EXERCISE DATA start

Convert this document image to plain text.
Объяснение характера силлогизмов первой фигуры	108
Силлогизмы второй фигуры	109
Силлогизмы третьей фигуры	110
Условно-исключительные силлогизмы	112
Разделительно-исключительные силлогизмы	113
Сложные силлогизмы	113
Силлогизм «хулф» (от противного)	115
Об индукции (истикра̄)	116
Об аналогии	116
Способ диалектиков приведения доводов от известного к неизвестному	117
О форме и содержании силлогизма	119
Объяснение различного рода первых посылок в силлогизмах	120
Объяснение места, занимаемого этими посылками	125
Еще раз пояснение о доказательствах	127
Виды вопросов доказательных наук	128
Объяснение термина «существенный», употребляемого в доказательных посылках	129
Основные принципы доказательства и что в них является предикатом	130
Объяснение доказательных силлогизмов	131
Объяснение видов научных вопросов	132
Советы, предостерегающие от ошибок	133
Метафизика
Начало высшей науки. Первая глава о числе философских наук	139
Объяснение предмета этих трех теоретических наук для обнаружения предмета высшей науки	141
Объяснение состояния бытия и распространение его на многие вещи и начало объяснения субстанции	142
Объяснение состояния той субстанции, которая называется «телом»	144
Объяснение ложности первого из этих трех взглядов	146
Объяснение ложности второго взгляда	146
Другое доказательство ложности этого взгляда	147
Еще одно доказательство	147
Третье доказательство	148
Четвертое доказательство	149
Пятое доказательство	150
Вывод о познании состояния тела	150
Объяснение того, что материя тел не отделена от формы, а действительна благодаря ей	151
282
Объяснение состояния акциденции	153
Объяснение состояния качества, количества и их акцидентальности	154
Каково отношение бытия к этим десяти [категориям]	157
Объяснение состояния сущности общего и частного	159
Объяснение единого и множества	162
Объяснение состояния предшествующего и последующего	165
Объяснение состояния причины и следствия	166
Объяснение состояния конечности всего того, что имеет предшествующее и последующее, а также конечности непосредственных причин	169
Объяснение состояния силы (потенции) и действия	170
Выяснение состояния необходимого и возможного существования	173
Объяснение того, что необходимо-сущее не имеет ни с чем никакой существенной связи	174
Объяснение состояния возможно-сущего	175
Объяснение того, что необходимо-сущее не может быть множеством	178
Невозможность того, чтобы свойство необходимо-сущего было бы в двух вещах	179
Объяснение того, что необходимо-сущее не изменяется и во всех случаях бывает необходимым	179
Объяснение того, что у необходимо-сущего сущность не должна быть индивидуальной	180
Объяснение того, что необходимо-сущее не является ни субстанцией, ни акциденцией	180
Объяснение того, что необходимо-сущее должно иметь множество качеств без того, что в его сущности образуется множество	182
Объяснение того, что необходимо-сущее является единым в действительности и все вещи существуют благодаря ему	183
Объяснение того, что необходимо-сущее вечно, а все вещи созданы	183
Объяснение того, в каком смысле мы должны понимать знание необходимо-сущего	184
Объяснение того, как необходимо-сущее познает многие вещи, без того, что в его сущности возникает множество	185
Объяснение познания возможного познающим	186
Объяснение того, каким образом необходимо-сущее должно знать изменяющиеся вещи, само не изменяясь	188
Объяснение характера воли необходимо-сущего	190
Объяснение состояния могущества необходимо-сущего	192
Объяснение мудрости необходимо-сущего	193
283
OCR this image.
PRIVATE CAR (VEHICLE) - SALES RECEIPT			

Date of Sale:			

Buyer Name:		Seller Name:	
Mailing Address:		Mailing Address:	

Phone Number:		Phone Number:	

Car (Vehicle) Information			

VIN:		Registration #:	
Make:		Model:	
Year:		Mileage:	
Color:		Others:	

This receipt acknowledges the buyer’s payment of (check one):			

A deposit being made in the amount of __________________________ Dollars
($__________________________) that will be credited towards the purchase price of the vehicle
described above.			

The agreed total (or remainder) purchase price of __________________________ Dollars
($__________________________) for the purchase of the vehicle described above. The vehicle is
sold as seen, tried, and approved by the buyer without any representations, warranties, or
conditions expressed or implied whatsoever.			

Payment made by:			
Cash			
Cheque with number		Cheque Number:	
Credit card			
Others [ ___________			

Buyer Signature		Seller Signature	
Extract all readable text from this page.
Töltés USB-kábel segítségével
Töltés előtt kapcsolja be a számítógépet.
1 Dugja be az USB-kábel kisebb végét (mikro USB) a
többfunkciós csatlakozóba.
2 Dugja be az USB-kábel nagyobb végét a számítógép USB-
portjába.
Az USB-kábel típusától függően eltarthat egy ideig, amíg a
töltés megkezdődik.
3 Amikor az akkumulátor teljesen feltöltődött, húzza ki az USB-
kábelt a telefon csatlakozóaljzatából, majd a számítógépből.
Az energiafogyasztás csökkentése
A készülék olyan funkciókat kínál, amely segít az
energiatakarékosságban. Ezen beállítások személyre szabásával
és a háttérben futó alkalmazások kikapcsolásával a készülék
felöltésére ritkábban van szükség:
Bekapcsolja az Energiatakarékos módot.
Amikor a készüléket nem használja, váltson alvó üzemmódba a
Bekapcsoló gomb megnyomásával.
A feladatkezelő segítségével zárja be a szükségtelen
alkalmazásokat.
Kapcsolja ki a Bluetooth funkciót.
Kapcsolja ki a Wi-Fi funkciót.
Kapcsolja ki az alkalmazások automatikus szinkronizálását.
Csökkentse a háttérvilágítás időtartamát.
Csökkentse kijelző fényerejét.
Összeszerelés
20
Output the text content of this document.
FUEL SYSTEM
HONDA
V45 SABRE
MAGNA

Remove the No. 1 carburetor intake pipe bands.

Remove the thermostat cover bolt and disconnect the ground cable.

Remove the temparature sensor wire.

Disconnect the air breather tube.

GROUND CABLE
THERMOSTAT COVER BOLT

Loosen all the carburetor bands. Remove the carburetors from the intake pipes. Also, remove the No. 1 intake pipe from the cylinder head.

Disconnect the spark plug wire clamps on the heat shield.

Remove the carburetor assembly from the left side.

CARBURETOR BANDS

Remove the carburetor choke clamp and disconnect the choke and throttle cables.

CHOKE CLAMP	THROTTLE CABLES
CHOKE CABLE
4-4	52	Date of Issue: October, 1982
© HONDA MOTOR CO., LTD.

EXERCISE DATA end

WRITTEN TASK — Set down, exactly and in full, the lines from the one containing "Output the text content of this document." through the end of the entries; no other line belongs.

RESPONSE BELOW —
Output the text content of this document.
FUEL SYSTEM
HONDA
V45 SABRE
MAGNA

Remove the No. 1 carburetor intake pipe bands.

Remove the thermostat cover bolt and disconnect the ground cable.

Remove the temparature sensor wire.

Disconnect the air breather tube.

GROUND CABLE
THERMOSTAT COVER BOLT

Loosen all the carburetor bands. Remove the carburetors from the intake pipes. Also, remove the No. 1 intake pipe from the cylinder head.

Disconnect the spark plug wire clamps on the heat shield.

Remove the carburetor assembly from the left side.

CARBURETOR BANDS

Remove the carburetor choke clamp and disconnect the choke and throttle cables.

CHOKE CLAMP	THROTTLE CABLES
CHOKE CABLE
4-4	52	Date of Issue: October, 1982
© HONDA MOTOR CO., LTD.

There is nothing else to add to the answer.